Set problem: Write out every line below that includes the word "feast".

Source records
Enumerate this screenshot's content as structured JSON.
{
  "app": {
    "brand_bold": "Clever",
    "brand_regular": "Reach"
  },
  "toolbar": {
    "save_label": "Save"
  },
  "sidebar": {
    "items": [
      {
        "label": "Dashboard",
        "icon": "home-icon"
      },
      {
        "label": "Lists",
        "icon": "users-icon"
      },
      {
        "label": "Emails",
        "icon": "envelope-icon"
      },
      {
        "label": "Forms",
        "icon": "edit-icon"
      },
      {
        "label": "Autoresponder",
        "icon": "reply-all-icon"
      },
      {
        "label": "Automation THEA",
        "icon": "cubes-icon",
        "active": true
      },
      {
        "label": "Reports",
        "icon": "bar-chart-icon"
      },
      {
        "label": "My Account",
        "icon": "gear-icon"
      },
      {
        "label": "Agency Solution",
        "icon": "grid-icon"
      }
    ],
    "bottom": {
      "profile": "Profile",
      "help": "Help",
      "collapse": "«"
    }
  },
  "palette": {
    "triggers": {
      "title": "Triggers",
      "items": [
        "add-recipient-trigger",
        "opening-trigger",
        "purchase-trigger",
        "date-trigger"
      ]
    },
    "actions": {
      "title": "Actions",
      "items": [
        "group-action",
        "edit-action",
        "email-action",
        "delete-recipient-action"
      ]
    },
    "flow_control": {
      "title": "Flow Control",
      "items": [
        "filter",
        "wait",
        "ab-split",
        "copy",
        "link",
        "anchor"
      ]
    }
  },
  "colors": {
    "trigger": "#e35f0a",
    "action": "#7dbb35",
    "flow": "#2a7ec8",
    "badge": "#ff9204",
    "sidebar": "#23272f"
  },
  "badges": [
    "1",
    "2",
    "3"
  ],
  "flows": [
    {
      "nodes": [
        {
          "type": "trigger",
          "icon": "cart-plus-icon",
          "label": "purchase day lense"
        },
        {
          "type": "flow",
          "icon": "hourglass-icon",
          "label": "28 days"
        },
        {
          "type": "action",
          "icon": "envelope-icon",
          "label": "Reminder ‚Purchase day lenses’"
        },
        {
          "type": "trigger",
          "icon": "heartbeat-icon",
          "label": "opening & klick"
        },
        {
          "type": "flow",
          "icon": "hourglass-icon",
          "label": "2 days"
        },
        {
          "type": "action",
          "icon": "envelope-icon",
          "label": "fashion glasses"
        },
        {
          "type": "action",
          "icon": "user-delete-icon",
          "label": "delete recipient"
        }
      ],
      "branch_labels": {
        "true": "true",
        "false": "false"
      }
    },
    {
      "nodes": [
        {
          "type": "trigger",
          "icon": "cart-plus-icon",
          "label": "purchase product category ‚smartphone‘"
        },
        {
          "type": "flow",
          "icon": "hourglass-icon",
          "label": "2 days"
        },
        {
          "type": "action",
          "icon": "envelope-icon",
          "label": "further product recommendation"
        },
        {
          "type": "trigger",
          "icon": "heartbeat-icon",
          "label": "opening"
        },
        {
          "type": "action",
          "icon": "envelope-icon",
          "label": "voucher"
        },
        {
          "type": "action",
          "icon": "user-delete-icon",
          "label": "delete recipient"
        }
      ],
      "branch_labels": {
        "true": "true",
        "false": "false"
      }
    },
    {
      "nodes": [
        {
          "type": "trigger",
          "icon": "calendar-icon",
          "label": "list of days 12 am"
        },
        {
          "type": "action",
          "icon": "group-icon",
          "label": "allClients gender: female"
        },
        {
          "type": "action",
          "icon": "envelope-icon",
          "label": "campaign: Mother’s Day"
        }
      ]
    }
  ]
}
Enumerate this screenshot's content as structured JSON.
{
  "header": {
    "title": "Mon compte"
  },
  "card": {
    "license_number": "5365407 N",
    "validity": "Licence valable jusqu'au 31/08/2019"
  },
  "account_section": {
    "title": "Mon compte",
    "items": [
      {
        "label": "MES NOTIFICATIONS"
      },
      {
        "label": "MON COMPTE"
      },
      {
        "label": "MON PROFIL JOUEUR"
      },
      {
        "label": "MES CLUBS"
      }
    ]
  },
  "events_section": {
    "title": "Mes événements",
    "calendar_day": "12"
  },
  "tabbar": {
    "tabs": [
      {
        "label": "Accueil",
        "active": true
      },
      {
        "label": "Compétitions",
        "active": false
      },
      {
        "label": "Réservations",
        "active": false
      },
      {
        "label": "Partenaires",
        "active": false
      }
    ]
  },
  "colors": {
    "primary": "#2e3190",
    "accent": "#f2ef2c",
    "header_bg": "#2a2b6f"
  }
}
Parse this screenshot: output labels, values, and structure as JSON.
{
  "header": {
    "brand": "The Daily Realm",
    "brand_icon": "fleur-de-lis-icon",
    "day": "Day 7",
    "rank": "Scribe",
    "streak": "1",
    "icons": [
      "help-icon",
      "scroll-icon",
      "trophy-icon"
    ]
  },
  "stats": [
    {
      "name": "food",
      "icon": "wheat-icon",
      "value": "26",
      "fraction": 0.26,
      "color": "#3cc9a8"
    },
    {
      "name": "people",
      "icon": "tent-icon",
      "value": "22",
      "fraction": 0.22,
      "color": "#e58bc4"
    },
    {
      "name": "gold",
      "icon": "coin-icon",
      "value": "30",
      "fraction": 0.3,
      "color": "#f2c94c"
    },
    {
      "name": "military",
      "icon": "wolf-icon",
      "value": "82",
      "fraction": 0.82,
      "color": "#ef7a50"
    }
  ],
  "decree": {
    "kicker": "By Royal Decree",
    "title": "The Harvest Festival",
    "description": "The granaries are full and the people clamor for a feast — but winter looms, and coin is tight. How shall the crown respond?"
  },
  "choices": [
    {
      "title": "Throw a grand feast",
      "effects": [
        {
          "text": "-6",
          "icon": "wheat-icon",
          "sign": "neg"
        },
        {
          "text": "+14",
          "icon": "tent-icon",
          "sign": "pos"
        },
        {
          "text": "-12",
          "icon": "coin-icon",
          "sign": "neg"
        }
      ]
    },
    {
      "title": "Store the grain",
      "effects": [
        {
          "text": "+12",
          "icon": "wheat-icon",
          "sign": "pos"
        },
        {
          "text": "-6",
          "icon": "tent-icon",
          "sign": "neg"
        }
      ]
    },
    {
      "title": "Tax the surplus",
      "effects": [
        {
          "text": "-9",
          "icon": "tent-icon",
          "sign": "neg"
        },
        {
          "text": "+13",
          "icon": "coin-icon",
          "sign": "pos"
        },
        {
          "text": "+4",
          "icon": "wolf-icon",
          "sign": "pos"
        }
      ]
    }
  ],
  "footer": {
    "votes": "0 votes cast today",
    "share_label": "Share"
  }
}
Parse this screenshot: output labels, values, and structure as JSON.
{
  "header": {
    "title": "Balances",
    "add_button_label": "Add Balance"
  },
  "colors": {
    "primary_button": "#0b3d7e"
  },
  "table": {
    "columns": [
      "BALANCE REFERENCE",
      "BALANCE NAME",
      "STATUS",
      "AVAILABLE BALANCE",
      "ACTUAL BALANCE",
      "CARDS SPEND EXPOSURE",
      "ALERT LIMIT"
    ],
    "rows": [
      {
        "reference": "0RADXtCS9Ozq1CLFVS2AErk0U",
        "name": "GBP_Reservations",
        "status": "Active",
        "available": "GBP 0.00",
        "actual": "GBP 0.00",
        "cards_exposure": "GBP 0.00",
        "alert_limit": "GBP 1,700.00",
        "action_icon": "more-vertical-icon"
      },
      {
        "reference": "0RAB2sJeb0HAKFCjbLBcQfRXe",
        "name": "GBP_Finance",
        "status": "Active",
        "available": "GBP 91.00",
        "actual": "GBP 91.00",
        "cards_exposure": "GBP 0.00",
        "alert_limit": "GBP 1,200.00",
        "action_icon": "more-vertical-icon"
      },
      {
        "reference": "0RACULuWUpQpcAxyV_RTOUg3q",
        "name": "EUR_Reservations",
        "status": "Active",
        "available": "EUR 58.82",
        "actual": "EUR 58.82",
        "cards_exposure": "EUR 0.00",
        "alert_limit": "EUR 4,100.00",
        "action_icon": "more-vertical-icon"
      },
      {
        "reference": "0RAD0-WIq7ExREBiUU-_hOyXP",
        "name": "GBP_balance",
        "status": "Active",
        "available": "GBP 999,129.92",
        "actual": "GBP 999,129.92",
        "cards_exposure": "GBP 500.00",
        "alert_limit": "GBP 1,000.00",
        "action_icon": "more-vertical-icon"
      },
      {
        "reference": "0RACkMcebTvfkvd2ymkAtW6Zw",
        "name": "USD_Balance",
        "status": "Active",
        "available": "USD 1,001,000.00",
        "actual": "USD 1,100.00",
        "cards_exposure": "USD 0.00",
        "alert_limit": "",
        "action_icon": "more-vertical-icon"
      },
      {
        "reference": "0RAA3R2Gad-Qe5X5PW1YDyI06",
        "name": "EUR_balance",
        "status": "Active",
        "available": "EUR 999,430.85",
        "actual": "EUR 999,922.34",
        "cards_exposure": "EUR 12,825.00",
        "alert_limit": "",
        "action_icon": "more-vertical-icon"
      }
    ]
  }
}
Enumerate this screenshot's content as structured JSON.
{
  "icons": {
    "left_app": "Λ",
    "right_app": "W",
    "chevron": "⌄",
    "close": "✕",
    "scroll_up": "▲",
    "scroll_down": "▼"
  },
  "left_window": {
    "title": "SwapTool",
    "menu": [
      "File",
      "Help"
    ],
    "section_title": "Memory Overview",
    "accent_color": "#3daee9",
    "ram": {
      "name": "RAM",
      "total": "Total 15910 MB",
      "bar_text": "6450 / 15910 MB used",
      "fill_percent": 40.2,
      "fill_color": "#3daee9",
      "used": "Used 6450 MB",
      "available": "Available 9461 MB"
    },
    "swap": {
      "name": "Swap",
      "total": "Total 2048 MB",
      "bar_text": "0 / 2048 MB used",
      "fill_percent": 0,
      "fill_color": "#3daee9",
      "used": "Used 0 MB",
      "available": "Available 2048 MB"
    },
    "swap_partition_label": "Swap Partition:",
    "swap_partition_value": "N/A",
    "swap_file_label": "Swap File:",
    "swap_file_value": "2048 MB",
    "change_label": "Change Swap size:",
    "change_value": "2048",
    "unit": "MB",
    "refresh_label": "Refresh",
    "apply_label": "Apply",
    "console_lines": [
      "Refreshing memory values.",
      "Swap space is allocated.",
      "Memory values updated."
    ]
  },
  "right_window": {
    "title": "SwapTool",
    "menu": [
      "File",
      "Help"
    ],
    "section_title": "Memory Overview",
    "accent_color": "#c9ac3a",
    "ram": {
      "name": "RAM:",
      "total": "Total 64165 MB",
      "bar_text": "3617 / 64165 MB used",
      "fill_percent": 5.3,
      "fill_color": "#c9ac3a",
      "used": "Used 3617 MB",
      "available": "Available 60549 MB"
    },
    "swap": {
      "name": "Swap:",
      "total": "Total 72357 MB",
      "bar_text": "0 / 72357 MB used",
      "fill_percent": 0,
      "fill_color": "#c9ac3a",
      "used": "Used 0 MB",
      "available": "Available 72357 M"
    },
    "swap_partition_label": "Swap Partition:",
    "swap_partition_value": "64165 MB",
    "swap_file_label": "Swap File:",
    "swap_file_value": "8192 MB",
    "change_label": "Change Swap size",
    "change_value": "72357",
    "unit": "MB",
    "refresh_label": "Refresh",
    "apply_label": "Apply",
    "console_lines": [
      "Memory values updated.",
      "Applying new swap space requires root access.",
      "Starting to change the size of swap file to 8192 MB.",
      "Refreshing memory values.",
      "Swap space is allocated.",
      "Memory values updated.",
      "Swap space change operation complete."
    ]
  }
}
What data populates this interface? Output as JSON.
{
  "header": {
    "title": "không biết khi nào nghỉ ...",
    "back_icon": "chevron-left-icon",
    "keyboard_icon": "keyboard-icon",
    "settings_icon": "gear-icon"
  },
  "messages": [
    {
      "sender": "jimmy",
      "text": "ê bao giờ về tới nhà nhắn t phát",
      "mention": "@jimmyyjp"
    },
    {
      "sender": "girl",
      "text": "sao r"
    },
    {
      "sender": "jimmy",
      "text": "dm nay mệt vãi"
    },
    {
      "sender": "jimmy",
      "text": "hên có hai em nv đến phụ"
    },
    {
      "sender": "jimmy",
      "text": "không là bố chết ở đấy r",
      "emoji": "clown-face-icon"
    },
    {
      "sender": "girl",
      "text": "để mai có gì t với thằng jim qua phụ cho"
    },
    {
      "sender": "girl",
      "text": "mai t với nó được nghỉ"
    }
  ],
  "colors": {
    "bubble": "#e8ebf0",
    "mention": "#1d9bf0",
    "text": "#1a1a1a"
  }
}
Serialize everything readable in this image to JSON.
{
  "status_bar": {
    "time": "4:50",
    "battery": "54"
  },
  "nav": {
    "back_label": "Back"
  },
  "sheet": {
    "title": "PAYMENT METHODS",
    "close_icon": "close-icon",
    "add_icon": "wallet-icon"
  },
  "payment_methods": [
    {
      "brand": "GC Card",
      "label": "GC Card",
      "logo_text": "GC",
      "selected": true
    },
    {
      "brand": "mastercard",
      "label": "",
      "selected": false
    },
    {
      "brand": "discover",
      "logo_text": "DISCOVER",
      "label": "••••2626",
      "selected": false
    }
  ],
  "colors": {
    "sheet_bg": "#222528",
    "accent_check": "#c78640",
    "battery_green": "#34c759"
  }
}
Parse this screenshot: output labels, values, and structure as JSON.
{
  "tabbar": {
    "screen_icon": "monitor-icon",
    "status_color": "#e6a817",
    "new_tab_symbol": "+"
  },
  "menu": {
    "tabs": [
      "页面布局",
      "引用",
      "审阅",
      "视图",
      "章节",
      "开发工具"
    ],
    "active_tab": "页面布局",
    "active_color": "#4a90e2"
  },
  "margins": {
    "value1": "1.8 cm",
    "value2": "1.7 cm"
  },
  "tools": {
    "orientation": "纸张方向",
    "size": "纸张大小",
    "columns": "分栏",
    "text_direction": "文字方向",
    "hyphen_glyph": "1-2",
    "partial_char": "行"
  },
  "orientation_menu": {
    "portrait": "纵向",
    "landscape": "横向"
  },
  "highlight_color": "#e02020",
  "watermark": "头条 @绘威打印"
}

Exercise solution:
    "description": "The granaries are full and the people clamor for a feast — but winter looms, and coin is tight. How shall the crown respond?"
      "title": "Throw a grand feast",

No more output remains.